[start Supplied records]

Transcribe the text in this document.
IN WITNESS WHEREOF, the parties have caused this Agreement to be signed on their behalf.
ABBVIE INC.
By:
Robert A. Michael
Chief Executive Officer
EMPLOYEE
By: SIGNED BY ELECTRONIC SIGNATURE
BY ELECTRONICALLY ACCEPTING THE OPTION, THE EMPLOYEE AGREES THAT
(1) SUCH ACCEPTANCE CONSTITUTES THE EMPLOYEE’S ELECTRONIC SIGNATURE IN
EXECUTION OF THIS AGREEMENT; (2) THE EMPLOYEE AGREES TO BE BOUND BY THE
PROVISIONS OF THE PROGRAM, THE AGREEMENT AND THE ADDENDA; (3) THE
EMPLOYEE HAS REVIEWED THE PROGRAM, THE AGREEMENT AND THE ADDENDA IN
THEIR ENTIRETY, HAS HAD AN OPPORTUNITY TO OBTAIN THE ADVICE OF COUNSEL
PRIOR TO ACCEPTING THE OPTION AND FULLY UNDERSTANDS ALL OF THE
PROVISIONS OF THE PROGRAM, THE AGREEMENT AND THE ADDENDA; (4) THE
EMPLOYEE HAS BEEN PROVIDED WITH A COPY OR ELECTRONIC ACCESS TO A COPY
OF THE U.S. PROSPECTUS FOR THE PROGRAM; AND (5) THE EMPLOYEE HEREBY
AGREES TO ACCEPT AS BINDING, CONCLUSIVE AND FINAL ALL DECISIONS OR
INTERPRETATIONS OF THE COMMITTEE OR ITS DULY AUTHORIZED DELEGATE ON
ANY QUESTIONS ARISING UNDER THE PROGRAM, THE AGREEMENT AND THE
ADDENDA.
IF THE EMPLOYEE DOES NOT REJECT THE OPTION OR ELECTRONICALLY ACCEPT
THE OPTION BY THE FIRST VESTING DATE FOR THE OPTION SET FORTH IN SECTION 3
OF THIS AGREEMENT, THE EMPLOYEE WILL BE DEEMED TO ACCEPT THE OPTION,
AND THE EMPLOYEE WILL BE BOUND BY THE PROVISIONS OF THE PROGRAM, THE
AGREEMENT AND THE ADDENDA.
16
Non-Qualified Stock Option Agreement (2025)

[end Supplied records]

**The request**
Go through the data above and find the lines with the word "ADDENDA". Copy each of those lines.

**Result of the task**
PROVISIONS OF THE PROGRAM, THE AGREEMENT AND THE ADDENDA; (3) THE
EMPLOYEE HAS REVIEWED THE PROGRAM, THE AGREEMENT AND THE ADDENDA IN
PROVISIONS OF THE PROGRAM, THE AGREEMENT AND THE ADDENDA; (4) THE
ADDENDA.
AGREEMENT AND THE ADDENDA.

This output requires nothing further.